___ LISTED RECORDS ___

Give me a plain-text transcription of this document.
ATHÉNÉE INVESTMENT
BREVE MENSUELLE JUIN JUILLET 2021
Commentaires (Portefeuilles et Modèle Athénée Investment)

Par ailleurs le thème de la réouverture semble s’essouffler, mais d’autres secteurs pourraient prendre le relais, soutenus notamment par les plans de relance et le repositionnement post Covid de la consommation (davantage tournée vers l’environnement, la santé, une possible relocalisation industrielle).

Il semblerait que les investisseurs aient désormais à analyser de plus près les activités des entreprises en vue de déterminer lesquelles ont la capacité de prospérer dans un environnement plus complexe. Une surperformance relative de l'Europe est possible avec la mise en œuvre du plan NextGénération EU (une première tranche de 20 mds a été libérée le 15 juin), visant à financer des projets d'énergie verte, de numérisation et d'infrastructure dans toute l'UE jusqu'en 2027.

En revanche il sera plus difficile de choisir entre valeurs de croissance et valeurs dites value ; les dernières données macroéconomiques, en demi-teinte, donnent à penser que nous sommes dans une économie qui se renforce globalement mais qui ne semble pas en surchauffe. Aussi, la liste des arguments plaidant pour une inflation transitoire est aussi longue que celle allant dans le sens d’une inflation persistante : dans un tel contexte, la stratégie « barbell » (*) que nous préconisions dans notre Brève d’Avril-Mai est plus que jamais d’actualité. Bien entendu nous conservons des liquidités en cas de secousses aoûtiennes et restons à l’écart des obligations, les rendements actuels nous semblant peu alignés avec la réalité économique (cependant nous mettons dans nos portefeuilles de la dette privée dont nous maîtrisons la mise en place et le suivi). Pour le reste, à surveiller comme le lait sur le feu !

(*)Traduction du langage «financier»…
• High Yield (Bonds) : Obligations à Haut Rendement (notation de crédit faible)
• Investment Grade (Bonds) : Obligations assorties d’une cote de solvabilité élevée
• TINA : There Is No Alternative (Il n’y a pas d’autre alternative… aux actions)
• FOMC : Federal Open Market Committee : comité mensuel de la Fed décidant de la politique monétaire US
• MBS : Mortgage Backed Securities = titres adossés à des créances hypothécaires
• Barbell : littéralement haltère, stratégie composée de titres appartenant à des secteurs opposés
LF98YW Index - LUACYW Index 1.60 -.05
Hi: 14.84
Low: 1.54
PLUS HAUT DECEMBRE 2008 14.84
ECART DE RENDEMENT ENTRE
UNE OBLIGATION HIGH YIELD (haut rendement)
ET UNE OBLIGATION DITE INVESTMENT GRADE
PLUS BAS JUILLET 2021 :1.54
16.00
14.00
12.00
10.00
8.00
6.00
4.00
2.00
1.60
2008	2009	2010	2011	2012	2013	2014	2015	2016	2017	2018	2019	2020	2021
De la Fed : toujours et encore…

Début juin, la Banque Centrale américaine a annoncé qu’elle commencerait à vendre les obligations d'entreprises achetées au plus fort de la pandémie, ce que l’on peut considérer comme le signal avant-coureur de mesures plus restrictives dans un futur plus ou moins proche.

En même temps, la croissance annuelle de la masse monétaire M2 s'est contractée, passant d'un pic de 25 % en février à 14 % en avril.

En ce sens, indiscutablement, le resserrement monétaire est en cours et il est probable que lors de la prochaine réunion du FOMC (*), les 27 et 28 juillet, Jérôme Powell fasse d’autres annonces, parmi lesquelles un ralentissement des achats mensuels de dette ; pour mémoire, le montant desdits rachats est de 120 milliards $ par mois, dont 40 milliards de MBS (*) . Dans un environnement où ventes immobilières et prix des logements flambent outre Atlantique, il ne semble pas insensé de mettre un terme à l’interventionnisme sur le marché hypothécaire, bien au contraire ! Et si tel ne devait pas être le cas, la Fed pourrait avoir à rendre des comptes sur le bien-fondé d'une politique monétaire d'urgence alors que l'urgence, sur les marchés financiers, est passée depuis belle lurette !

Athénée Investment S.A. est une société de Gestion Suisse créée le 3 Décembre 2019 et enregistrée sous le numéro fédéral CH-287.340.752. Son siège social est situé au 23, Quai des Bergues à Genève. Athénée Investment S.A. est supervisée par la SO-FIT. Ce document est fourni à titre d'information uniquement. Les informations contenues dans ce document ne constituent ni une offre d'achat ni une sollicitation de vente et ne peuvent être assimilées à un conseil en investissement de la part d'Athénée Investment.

___

### WORK TO COMPLETE
Return the number of lines that include the word "Bonds", and nothing else.

### RESULT
2